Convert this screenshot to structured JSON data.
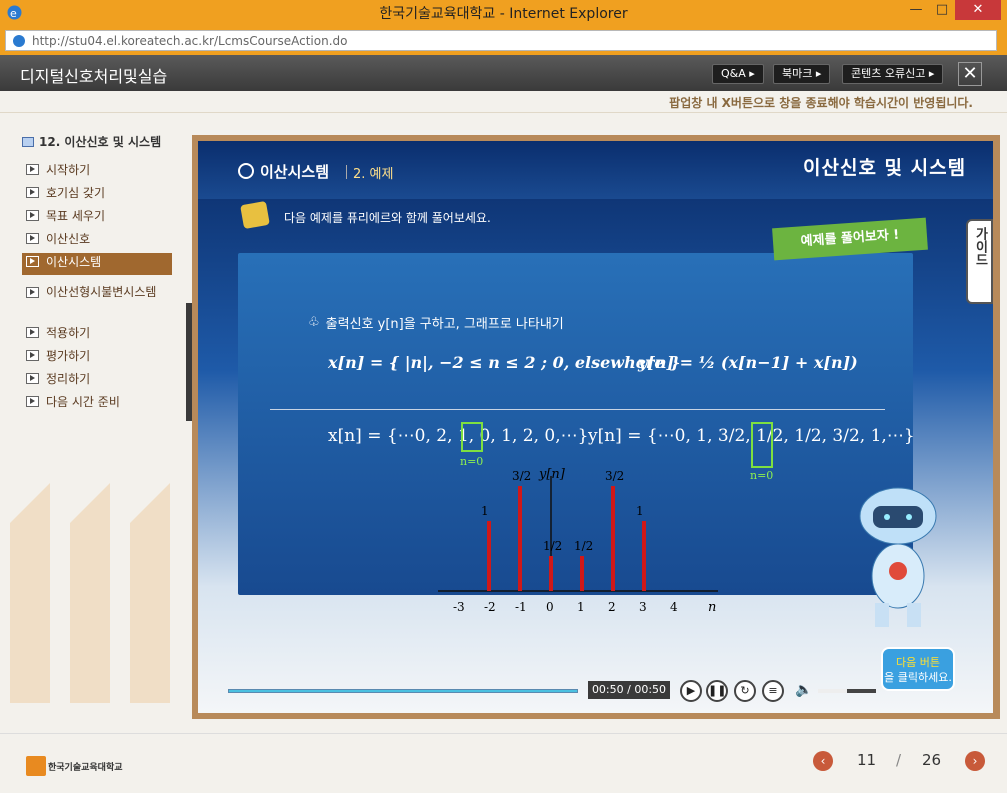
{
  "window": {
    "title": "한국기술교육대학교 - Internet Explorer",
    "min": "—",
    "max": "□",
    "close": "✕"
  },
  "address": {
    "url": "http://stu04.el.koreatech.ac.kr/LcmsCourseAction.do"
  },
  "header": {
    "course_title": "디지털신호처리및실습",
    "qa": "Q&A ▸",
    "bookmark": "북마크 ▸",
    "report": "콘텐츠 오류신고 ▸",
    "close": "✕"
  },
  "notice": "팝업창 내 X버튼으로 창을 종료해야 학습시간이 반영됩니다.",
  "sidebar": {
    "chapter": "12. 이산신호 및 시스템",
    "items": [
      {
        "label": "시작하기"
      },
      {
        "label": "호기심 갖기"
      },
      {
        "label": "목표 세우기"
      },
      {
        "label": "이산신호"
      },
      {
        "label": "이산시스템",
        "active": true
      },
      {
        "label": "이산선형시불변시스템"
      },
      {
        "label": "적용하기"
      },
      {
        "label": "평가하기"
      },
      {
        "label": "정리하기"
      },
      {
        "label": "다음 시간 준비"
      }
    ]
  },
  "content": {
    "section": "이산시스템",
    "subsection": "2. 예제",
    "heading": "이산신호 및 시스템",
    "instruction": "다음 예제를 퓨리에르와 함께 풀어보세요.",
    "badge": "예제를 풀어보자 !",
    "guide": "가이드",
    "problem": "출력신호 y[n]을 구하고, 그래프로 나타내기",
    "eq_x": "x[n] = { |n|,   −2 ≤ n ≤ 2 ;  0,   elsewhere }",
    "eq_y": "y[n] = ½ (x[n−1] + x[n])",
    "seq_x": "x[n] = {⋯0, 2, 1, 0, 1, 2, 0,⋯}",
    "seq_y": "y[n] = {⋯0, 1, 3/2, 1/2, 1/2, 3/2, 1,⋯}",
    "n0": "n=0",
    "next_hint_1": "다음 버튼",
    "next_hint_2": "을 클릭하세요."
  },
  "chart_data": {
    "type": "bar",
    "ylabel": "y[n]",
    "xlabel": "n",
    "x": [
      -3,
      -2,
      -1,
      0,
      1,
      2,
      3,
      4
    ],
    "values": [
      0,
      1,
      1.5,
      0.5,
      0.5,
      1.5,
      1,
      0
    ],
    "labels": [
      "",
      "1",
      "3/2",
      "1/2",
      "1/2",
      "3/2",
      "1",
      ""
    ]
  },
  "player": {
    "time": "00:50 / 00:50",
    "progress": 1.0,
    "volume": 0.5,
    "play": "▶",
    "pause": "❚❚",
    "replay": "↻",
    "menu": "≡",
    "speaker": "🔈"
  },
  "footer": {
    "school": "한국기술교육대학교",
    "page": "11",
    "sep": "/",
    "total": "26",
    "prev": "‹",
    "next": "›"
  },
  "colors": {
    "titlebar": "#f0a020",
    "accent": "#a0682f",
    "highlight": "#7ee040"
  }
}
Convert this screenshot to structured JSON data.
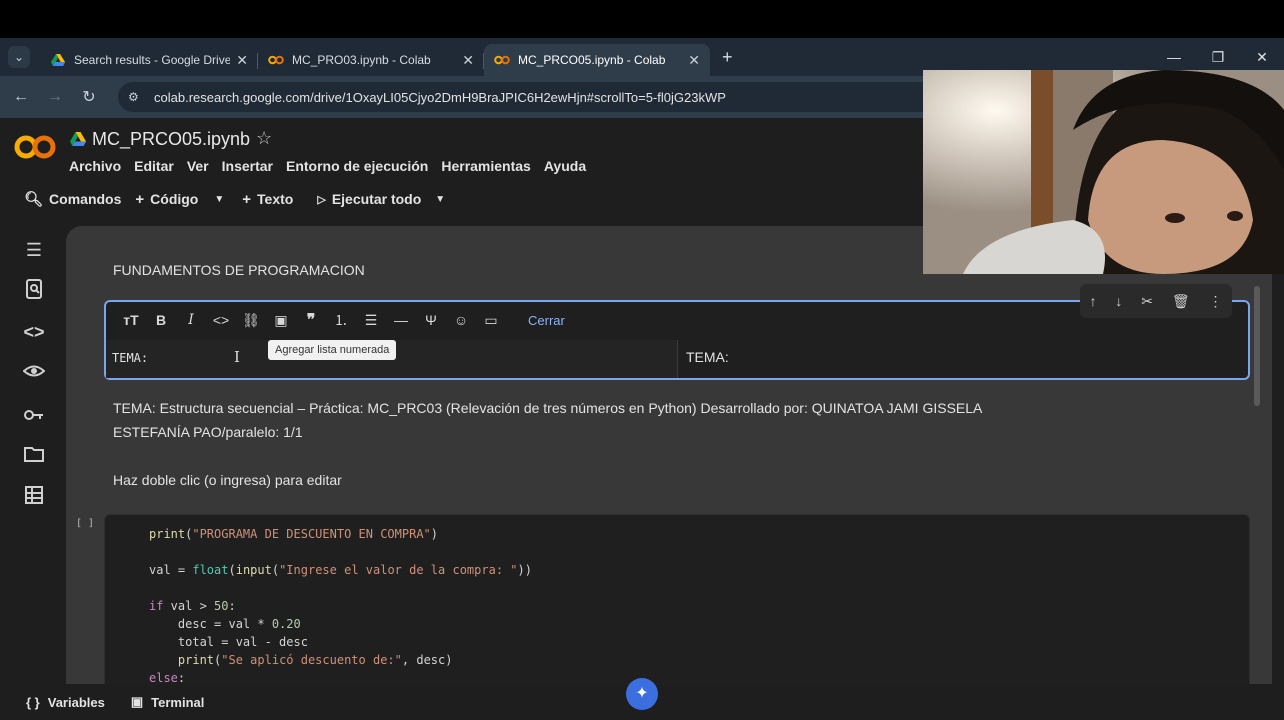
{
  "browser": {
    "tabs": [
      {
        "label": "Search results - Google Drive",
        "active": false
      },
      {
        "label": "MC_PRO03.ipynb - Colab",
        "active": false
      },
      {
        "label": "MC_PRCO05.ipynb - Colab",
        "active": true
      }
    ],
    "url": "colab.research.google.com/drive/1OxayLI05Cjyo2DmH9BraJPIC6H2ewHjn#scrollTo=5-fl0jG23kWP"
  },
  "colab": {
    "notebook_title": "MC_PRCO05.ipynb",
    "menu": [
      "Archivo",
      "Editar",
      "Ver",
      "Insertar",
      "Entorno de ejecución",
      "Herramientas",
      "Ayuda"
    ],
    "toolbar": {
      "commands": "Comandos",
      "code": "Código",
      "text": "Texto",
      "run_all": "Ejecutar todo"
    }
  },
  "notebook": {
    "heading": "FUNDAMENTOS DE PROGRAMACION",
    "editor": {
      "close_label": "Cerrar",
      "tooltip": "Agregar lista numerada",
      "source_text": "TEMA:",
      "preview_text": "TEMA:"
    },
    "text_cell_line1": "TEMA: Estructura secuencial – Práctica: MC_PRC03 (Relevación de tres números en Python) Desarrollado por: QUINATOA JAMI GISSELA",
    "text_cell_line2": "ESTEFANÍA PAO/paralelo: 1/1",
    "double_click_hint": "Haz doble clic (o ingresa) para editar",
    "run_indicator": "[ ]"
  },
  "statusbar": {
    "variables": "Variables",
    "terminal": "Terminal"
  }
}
--
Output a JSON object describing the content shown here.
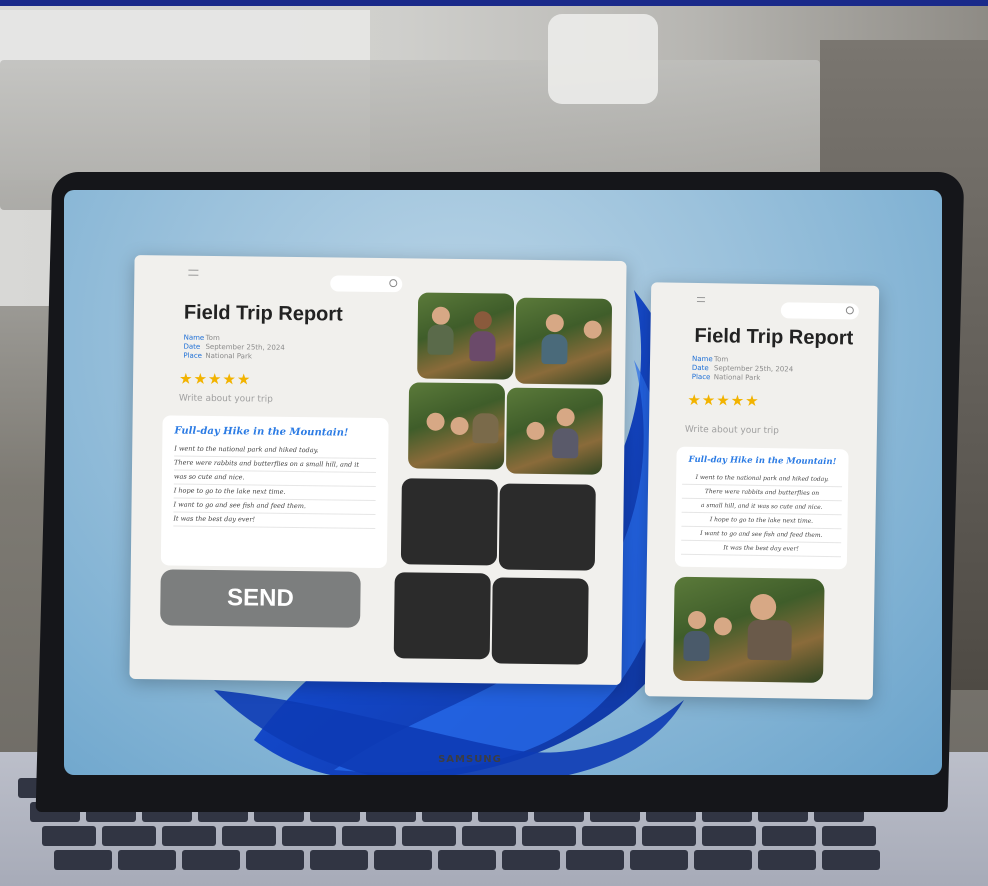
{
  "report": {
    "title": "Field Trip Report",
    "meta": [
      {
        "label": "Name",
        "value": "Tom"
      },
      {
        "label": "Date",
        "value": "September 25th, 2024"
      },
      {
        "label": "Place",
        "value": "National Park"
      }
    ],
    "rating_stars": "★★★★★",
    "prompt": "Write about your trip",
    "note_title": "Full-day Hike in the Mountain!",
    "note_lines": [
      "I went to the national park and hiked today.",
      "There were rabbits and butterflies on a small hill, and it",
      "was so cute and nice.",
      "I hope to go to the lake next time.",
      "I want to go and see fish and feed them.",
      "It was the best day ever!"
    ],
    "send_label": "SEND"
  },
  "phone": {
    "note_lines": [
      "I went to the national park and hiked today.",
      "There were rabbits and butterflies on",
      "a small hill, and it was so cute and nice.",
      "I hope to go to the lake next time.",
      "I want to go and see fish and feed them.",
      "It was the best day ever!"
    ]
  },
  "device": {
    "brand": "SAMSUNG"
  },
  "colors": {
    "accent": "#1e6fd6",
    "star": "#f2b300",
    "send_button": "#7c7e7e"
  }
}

[Stated task]
Go through the preceding material and copy each line that has the word "ipynb".

[Task result]
        "label": "MC_PRO03.ipynb - Colab",
        "label": "MC_PRCO05.ipynb - Colab",
    "notebook_title": "MC_PRCO05.ipynb",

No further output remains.